##### Input

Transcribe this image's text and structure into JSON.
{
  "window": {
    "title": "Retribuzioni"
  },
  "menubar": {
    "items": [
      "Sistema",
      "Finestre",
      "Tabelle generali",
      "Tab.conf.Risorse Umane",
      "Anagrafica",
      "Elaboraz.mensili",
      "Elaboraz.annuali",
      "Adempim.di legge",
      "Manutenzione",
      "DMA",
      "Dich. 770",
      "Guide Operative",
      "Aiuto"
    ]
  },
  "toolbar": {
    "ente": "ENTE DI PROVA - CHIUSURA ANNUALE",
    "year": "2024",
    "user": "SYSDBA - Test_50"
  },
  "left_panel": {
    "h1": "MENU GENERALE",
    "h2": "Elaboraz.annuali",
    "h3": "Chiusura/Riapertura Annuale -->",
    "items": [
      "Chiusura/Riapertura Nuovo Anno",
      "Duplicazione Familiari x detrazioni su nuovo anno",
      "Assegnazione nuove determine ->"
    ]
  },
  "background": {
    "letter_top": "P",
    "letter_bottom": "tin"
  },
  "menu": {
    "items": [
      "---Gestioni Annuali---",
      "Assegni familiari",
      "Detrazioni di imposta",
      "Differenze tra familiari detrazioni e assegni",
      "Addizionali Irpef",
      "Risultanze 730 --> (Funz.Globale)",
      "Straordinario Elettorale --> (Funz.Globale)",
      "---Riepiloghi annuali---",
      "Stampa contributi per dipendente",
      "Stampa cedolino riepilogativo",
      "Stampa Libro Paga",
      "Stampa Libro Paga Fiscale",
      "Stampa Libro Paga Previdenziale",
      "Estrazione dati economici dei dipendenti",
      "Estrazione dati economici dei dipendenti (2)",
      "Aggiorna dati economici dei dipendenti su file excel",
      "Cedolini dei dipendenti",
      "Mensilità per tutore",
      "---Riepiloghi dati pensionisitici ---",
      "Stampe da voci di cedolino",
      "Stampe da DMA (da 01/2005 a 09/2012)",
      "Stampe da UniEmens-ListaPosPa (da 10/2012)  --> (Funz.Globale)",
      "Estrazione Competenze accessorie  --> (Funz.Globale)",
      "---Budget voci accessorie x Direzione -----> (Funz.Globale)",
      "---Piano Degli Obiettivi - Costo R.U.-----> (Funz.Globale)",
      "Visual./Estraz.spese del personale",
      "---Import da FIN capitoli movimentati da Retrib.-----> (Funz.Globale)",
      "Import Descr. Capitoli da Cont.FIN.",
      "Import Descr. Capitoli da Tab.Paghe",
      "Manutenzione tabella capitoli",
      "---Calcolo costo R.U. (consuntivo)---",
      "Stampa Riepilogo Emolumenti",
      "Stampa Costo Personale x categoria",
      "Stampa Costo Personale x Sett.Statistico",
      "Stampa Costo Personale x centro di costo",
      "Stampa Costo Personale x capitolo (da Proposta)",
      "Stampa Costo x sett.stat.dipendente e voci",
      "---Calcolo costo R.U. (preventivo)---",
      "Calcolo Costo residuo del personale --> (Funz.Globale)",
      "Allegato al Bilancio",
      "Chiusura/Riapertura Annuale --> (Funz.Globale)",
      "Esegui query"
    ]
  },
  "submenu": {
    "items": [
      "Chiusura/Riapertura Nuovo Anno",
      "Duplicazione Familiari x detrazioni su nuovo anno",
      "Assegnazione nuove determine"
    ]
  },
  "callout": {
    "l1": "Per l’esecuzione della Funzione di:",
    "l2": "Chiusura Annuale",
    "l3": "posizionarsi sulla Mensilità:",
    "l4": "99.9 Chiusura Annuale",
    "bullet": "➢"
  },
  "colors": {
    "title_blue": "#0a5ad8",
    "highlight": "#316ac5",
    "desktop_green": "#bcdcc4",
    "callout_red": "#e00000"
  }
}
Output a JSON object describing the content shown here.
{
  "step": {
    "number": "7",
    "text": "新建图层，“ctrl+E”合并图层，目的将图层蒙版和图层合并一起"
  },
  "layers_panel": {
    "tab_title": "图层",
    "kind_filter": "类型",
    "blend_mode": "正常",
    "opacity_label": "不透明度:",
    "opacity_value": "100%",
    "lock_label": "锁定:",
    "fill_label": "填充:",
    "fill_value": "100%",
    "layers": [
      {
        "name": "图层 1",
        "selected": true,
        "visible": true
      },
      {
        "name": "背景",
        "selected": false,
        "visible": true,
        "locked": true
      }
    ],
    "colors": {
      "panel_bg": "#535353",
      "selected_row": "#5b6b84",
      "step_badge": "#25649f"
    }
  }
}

##########

■ To do ■
Look through the entries above and report each line where the string "Riepiloghi" occurs.

■ Solution below ■
      "---Riepiloghi annuali---",
      "---Riepiloghi dati pensionisitici ---",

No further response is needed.